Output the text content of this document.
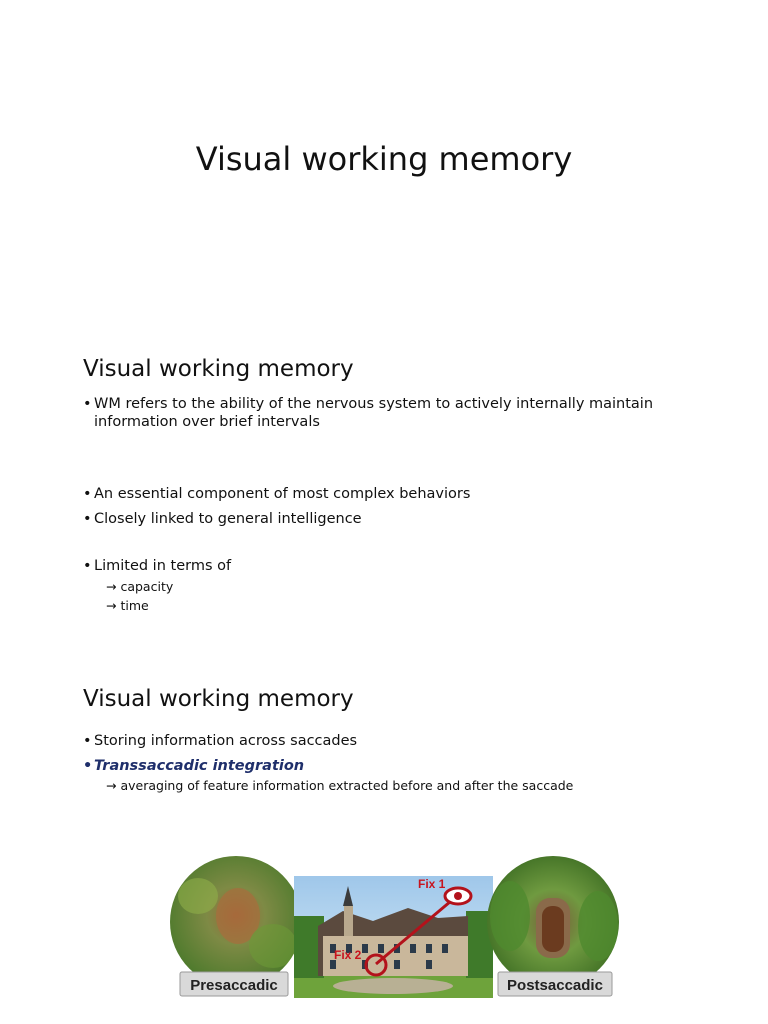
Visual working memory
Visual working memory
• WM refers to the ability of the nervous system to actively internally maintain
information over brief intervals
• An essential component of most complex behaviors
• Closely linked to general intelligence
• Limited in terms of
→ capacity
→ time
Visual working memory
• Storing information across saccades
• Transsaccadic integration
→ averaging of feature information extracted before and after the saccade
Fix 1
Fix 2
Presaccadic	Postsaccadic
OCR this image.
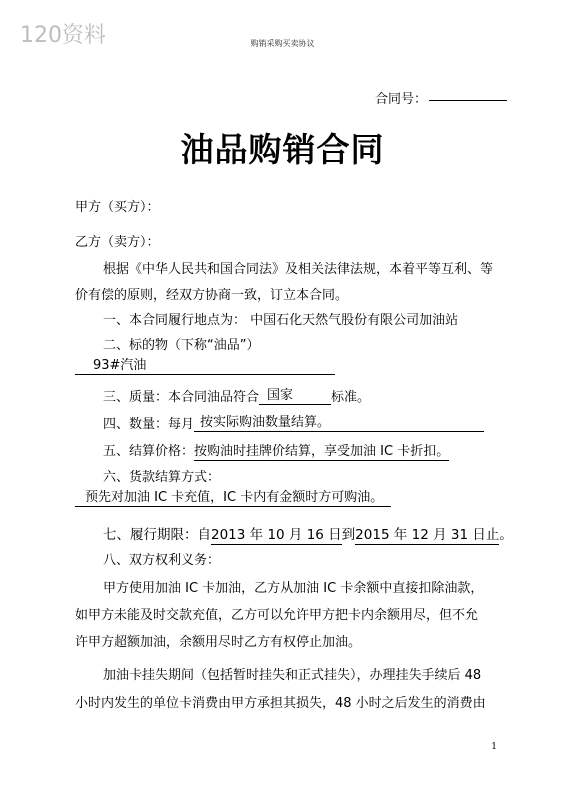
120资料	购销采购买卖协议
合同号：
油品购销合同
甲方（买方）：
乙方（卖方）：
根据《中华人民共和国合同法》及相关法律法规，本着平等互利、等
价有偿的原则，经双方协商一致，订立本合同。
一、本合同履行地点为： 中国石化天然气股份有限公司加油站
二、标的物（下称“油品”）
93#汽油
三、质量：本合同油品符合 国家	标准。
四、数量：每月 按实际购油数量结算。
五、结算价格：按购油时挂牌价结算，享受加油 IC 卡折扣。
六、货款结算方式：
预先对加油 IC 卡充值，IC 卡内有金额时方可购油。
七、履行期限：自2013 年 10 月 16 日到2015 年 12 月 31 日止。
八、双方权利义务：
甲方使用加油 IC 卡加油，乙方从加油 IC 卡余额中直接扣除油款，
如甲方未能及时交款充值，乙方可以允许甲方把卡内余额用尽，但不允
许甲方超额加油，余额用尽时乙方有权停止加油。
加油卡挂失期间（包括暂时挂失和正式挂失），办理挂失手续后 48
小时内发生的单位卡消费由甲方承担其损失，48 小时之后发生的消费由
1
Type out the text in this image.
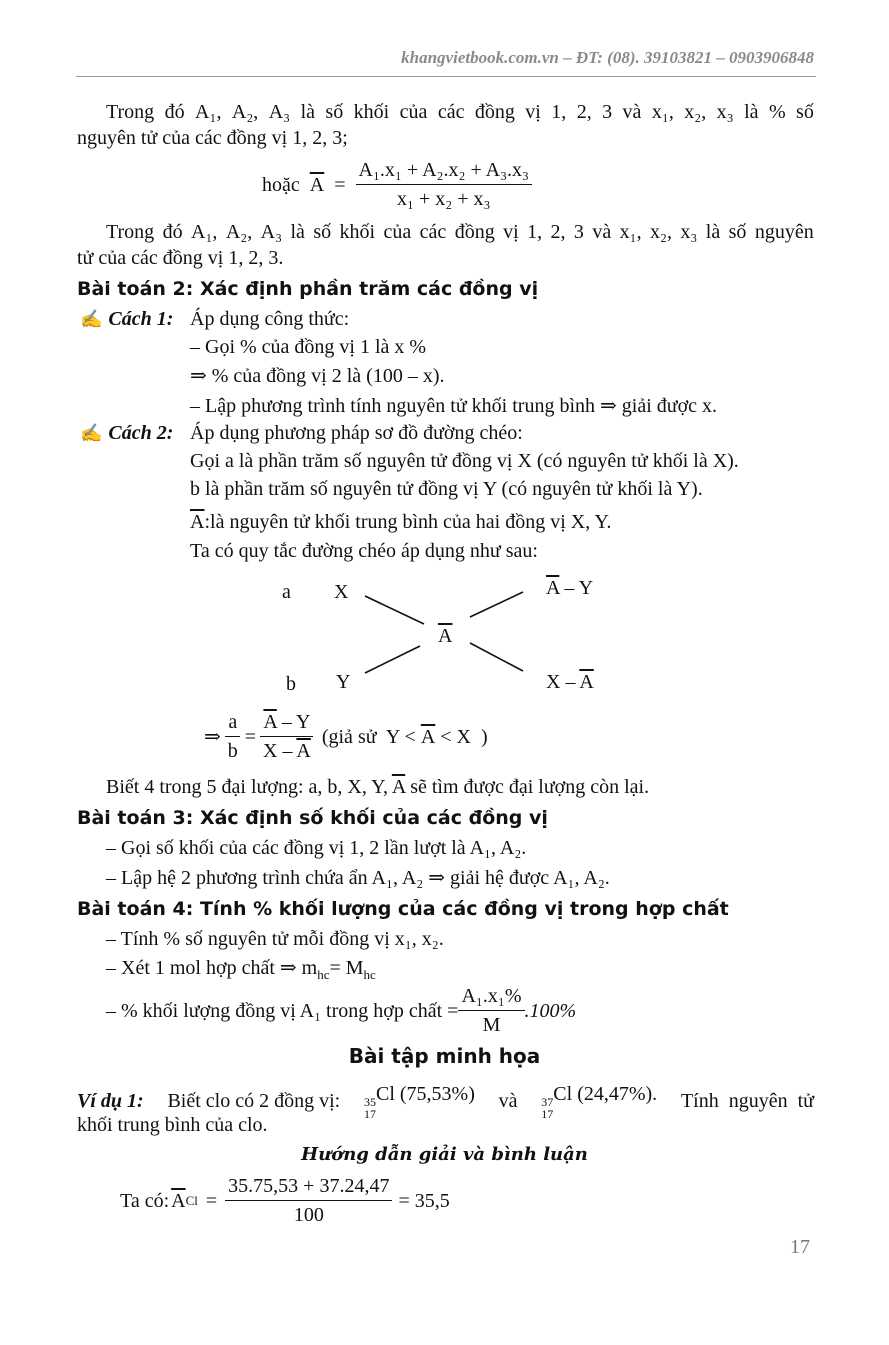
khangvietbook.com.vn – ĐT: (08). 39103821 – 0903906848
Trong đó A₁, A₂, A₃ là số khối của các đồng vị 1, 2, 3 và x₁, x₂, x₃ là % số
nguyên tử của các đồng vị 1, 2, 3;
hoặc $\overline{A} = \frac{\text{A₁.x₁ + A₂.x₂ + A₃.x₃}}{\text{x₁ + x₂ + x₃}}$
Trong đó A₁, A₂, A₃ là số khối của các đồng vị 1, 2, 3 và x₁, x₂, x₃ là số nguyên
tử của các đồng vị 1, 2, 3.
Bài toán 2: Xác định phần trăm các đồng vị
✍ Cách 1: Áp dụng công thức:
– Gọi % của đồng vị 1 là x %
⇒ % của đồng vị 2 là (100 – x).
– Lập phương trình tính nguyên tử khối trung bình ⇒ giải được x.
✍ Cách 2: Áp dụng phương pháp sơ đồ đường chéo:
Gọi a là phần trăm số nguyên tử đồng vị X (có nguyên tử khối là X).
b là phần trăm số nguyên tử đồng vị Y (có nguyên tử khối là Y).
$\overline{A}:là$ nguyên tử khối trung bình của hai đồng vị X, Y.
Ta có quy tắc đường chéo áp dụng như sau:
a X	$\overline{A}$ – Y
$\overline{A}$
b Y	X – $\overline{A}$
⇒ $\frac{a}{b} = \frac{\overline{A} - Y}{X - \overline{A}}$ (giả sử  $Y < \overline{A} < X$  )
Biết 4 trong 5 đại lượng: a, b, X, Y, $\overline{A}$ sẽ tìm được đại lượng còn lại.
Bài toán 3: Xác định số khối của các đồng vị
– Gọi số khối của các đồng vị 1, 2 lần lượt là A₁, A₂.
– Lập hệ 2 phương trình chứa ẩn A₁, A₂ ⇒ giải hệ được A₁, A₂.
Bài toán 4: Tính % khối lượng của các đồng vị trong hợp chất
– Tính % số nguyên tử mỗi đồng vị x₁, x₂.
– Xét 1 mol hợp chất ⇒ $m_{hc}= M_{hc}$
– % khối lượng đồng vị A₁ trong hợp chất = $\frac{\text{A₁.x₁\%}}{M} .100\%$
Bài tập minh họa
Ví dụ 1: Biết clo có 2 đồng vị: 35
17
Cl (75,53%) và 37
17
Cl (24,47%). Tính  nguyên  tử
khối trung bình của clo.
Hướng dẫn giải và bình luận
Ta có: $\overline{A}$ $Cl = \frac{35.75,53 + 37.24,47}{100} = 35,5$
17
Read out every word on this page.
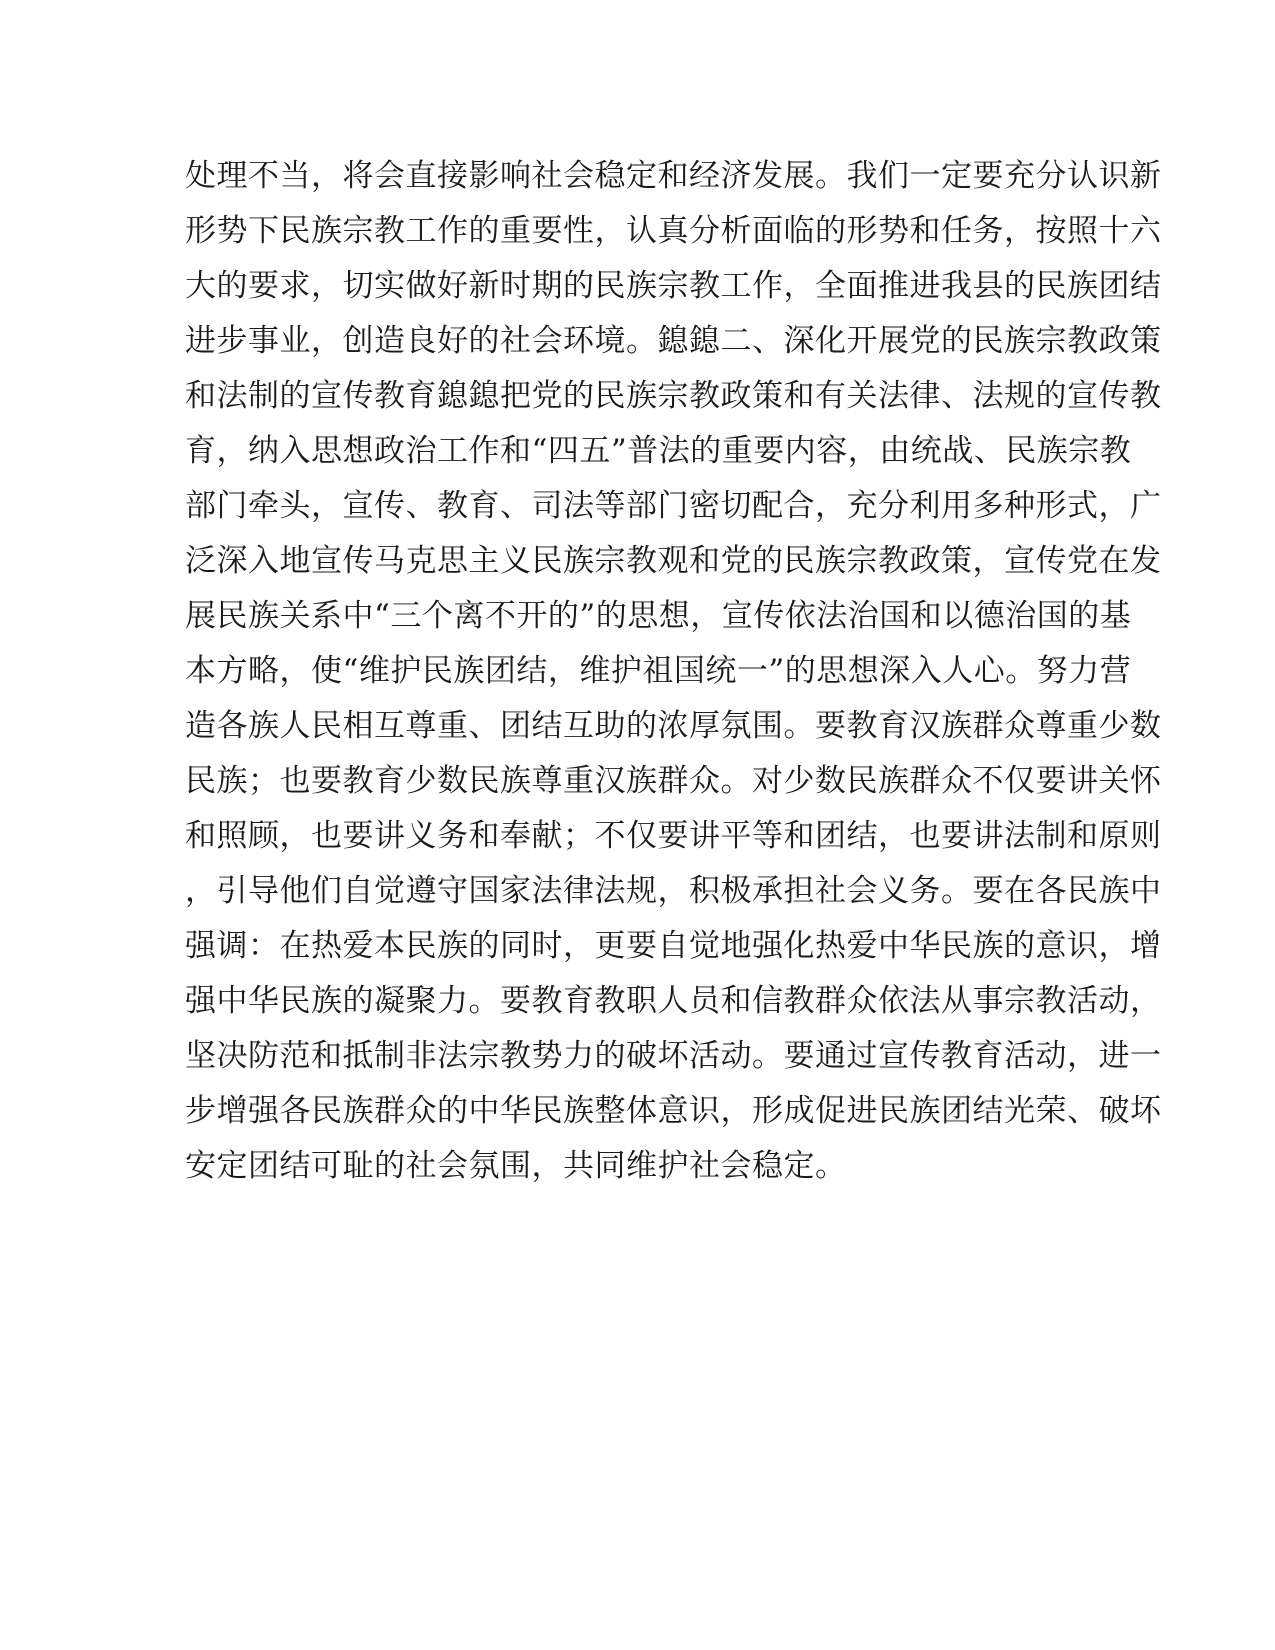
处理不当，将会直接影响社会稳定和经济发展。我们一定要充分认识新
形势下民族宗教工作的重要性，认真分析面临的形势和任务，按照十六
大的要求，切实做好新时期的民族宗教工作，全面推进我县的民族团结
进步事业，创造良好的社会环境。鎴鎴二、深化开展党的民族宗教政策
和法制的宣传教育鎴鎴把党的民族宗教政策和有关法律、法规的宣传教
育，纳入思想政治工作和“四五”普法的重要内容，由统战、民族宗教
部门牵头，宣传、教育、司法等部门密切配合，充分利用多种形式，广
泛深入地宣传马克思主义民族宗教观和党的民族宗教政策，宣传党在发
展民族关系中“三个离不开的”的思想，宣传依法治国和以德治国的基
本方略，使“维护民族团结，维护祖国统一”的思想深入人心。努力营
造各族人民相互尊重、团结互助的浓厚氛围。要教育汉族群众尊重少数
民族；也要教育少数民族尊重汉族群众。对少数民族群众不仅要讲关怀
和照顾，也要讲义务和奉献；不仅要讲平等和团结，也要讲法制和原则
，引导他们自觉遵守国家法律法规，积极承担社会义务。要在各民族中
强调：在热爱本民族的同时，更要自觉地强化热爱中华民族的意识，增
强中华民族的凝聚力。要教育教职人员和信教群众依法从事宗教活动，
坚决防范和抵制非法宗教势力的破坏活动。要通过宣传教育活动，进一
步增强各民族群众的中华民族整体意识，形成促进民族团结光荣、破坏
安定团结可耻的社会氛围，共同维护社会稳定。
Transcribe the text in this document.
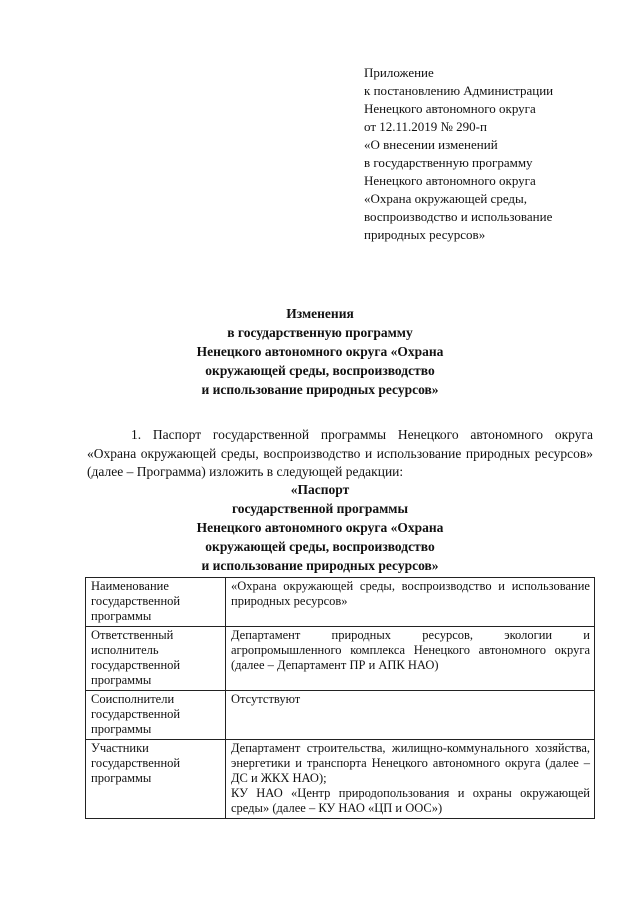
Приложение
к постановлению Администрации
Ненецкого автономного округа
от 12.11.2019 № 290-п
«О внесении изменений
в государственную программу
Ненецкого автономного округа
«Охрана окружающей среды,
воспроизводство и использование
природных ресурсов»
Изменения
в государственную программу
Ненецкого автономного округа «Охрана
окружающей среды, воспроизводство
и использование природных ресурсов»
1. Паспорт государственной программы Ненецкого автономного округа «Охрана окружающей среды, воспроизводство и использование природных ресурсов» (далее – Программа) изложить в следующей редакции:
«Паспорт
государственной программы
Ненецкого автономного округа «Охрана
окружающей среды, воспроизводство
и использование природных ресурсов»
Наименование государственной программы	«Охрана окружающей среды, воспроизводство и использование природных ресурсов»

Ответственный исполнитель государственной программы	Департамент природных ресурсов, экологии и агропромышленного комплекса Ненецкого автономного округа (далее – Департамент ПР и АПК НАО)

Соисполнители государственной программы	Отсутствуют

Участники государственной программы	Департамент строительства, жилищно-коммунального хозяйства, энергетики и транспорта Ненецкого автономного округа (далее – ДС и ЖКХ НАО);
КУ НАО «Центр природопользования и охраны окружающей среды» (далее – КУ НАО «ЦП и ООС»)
§ §
_Exercise requirements_: Each entry above is to be written out again unchanged, apart from the pictures, which are left out.

_Answer to this task_:
Output the text content of this document.
Visual working memory
Visual working memory
• WM refers to the ability of the nervous system to actively internally maintain
information over brief intervals
• An essential component of most complex behaviors
• Closely linked to general intelligence
• Limited in terms of
→ capacity
→ time
Visual working memory
• Storing information across saccades
• Transsaccadic integration
→ averaging of feature information extracted before and after the saccade
Fix 1
Fix 2
Presaccadic	Postsaccadic
OCR this image.
120资料	购销采购买卖协议
合同号：
油品购销合同
甲方（买方）：
乙方（卖方）：
根据《中华人民共和国合同法》及相关法律法规，本着平等互利、等
价有偿的原则，经双方协商一致，订立本合同。
一、本合同履行地点为： 中国石化天然气股份有限公司加油站
二、标的物（下称“油品”）
93#汽油
三、质量：本合同油品符合 国家	标准。
四、数量：每月 按实际购油数量结算。
五、结算价格：按购油时挂牌价结算，享受加油 IC 卡折扣。
六、货款结算方式：
预先对加油 IC 卡充值，IC 卡内有金额时方可购油。
七、履行期限：自2013 年 10 月 16 日到2015 年 12 月 31 日止。
八、双方权利义务：
甲方使用加油 IC 卡加油，乙方从加油 IC 卡余额中直接扣除油款，
如甲方未能及时交款充值，乙方可以允许甲方把卡内余额用尽，但不允
许甲方超额加油，余额用尽时乙方有权停止加油。
加油卡挂失期间（包括暂时挂失和正式挂失），办理挂失手续后 48
小时内发生的单位卡消费由甲方承担其损失，48 小时之后发生的消费由
1
Type out the text in this image.
khangvietbook.com.vn – ĐT: (08). 39103821 – 0903906848
Trong đó A₁, A₂, A₃ là số khối của các đồng vị 1, 2, 3 và x₁, x₂, x₃ là % số
nguyên tử của các đồng vị 1, 2, 3;
hoặc $\overline{A} = \frac{\text{A₁.x₁ + A₂.x₂ + A₃.x₃}}{\text{x₁ + x₂ + x₃}}$
Trong đó A₁, A₂, A₃ là số khối của các đồng vị 1, 2, 3 và x₁, x₂, x₃ là số nguyên
tử của các đồng vị 1, 2, 3.
Bài toán 2: Xác định phần trăm các đồng vị
✍ Cách 1: Áp dụng công thức:
– Gọi % của đồng vị 1 là x %
⇒ % của đồng vị 2 là (100 – x).
– Lập phương trình tính nguyên tử khối trung bình ⇒ giải được x.
✍ Cách 2: Áp dụng phương pháp sơ đồ đường chéo:
Gọi a là phần trăm số nguyên tử đồng vị X (có nguyên tử khối là X).
b là phần trăm số nguyên tử đồng vị Y (có nguyên tử khối là Y).
$\overline{A}:là$ nguyên tử khối trung bình của hai đồng vị X, Y.
Ta có quy tắc đường chéo áp dụng như sau:
a X	$\overline{A}$ – Y
$\overline{A}$
b Y	X – $\overline{A}$
⇒ $\frac{a}{b} = \frac{\overline{A} - Y}{X - \overline{A}}$ (giả sử  $Y < \overline{A} < X$  )
Biết 4 trong 5 đại lượng: a, b, X, Y, $\overline{A}$ sẽ tìm được đại lượng còn lại.
Bài toán 3: Xác định số khối của các đồng vị
– Gọi số khối của các đồng vị 1, 2 lần lượt là A₁, A₂.
– Lập hệ 2 phương trình chứa ẩn A₁, A₂ ⇒ giải hệ được A₁, A₂.
Bài toán 4: Tính % khối lượng của các đồng vị trong hợp chất
– Tính % số nguyên tử mỗi đồng vị x₁, x₂.
– Xét 1 mol hợp chất ⇒ $m_{hc}= M_{hc}$
– % khối lượng đồng vị A₁ trong hợp chất = $\frac{\text{A₁.x₁\%}}{M} .100\%$
Bài tập minh họa
Ví dụ 1: Biết clo có 2 đồng vị: 35
17
Cl (75,53%) và 37
17
Cl (24,47%). Tính  nguyên  tử
khối trung bình của clo.
Hướng dẫn giải và bình luận
Ta có: $\overline{A}$ $Cl = \frac{35.75,53 + 37.24,47}{100} = 35,5$
17
Read out every word on this page.
处理不当，将会直接影响社会稳定和经济发展。我们一定要充分认识新
形势下民族宗教工作的重要性，认真分析面临的形势和任务，按照十六
大的要求，切实做好新时期的民族宗教工作，全面推进我县的民族团结
进步事业，创造良好的社会环境。鎴鎴二、深化开展党的民族宗教政策
和法制的宣传教育鎴鎴把党的民族宗教政策和有关法律、法规的宣传教
育，纳入思想政治工作和“四五”普法的重要内容，由统战、民族宗教
部门牵头，宣传、教育、司法等部门密切配合，充分利用多种形式，广
泛深入地宣传马克思主义民族宗教观和党的民族宗教政策，宣传党在发
展民族关系中“三个离不开的”的思想，宣传依法治国和以德治国的基
本方略，使“维护民族团结，维护祖国统一”的思想深入人心。努力营
造各族人民相互尊重、团结互助的浓厚氛围。要教育汉族群众尊重少数
民族；也要教育少数民族尊重汉族群众。对少数民族群众不仅要讲关怀
和照顾，也要讲义务和奉献；不仅要讲平等和团结，也要讲法制和原则
，引导他们自觉遵守国家法律法规，积极承担社会义务。要在各民族中
强调：在热爱本民族的同时，更要自觉地强化热爱中华民族的意识，增
强中华民族的凝聚力。要教育教职人员和信教群众依法从事宗教活动，
坚决防范和抵制非法宗教势力的破坏活动。要通过宣传教育活动，进一
步增强各民族群众的中华民族整体意识，形成促进民族团结光荣、破坏
安定团结可耻的社会氛围，共同维护社会稳定。
Transcribe the text in this document.
Приложение
к постановлению Администрации
Ненецкого автономного округа
от 12.11.2019 № 290-п
«О внесении изменений
в государственную программу
Ненецкого автономного округа
«Охрана окружающей среды,
воспроизводство и использование
природных ресурсов»
Изменения
в государственную программу
Ненецкого автономного округа «Охрана
окружающей среды, воспроизводство
и использование природных ресурсов»
1. Паспорт государственной программы Ненецкого автономного округа «Охрана окружающей среды, воспроизводство и использование природных ресурсов» (далее – Программа) изложить в следующей редакции:
«Паспорт
государственной программы
Ненецкого автономного округа «Охрана
окружающей среды, воспроизводство
и использование природных ресурсов»
Наименование государственной программы	«Охрана окружающей среды, воспроизводство и использование природных ресурсов»

Ответственный исполнитель государственной программы	Департамент природных ресурсов, экологии и агропромышленного комплекса Ненецкого автономного округа (далее – Департамент ПР и АПК НАО)

Соисполнители государственной программы	Отсутствуют

Участники государственной программы	Департамент строительства, жилищно-коммунального хозяйства, энергетики и транспорта Ненецкого автономного округа (далее – ДС и ЖКХ НАО);
КУ НАО «Центр природопользования и охраны окружающей среды» (далее – КУ НАО «ЦП и ООС»)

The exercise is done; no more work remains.